■ INPUT FOR THIS TASK
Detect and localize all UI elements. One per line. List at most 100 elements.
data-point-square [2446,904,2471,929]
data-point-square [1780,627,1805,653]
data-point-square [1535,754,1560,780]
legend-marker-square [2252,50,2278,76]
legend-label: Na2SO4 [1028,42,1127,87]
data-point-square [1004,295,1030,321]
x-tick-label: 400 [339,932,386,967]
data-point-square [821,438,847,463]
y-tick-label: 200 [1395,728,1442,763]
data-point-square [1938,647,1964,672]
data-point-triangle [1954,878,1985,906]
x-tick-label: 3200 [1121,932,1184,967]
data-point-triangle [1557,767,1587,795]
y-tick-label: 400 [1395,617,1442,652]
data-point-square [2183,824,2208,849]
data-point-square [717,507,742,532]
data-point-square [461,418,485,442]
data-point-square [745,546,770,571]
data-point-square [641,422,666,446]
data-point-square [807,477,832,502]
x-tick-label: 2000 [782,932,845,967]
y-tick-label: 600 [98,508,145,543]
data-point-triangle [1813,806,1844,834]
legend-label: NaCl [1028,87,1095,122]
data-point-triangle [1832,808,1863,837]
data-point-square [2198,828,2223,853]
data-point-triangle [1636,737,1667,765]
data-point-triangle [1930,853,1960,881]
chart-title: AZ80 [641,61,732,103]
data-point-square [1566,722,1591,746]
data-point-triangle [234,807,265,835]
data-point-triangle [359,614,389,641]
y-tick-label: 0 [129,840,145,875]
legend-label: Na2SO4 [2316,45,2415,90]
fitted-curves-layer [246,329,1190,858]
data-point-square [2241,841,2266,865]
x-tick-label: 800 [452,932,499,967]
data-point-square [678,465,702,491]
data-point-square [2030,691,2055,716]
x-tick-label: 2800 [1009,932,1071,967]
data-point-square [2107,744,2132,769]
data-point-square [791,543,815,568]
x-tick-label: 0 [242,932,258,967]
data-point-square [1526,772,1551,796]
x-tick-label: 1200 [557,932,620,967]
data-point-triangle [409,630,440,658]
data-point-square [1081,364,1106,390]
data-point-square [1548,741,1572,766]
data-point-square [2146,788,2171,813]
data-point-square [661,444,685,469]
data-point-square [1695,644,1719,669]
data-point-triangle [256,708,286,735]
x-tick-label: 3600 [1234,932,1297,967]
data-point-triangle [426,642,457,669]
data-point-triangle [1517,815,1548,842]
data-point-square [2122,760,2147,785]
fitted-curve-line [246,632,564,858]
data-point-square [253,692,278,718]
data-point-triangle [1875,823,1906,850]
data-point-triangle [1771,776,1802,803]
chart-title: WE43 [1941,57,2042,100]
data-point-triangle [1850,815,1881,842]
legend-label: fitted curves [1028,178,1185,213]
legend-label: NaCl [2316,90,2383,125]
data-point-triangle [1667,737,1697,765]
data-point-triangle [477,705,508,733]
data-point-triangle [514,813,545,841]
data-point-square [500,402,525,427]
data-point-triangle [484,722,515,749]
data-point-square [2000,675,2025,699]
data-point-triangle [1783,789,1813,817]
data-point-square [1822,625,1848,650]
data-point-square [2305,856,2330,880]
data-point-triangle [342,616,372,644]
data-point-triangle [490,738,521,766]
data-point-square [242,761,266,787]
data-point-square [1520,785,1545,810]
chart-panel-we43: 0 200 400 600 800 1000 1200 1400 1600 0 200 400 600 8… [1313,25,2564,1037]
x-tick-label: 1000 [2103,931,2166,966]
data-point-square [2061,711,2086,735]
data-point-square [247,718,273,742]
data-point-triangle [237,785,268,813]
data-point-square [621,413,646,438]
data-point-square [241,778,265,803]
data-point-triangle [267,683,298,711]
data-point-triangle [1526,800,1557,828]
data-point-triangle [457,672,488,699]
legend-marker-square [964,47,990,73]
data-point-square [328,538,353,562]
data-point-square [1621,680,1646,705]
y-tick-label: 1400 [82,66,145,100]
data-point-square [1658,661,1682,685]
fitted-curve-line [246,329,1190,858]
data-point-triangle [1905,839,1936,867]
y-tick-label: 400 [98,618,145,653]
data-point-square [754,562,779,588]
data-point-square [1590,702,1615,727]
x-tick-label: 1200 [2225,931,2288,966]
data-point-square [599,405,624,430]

■ TO DO
Can you rewrite the rows from the very first line through the line containing "data-point-square [1526,772,1551,796]", both included, with "x-tick-label" changed to "x-axis-label" and nothing else altered?

■ CORRECT RESPONSE
Detect and localize all UI elements. One per line. List at most 100 elements.
data-point-square [2446,904,2471,929]
data-point-square [1780,627,1805,653]
data-point-square [1535,754,1560,780]
legend-marker-square [2252,50,2278,76]
legend-label: Na2SO4 [1028,42,1127,87]
data-point-square [1004,295,1030,321]
x-axis-label: 400 [339,932,386,967]
data-point-square [821,438,847,463]
y-tick-label: 200 [1395,728,1442,763]
data-point-square [1938,647,1964,672]
data-point-triangle [1954,878,1985,906]
x-axis-label: 3200 [1121,932,1184,967]
data-point-triangle [1557,767,1587,795]
y-tick-label: 400 [1395,617,1442,652]
data-point-square [2183,824,2208,849]
data-point-square [717,507,742,532]
data-point-square [461,418,485,442]
data-point-square [745,546,770,571]
data-point-square [641,422,666,446]
data-point-square [807,477,832,502]
x-axis-label: 2000 [782,932,845,967]
y-tick-label: 600 [98,508,145,543]
data-point-triangle [1813,806,1844,834]
legend-label: NaCl [1028,87,1095,122]
data-point-triangle [1832,808,1863,837]
data-point-square [2198,828,2223,853]
data-point-triangle [1636,737,1667,765]
data-point-triangle [1930,853,1960,881]
chart-title: AZ80 [641,61,732,103]
data-point-square [1566,722,1591,746]
data-point-triangle [234,807,265,835]
data-point-triangle [359,614,389,641]
y-tick-label: 0 [129,840,145,875]
legend-label: Na2SO4 [2316,45,2415,90]
fitted-curves-layer [246,329,1190,858]
data-point-square [2241,841,2266,865]
x-axis-label: 800 [452,932,499,967]
data-point-square [678,465,702,491]
data-point-square [2030,691,2055,716]
x-axis-label: 2800 [1009,932,1071,967]
data-point-square [2107,744,2132,769]
data-point-square [791,543,815,568]
x-axis-label: 0 [242,932,258,967]
data-point-square [1526,772,1551,796]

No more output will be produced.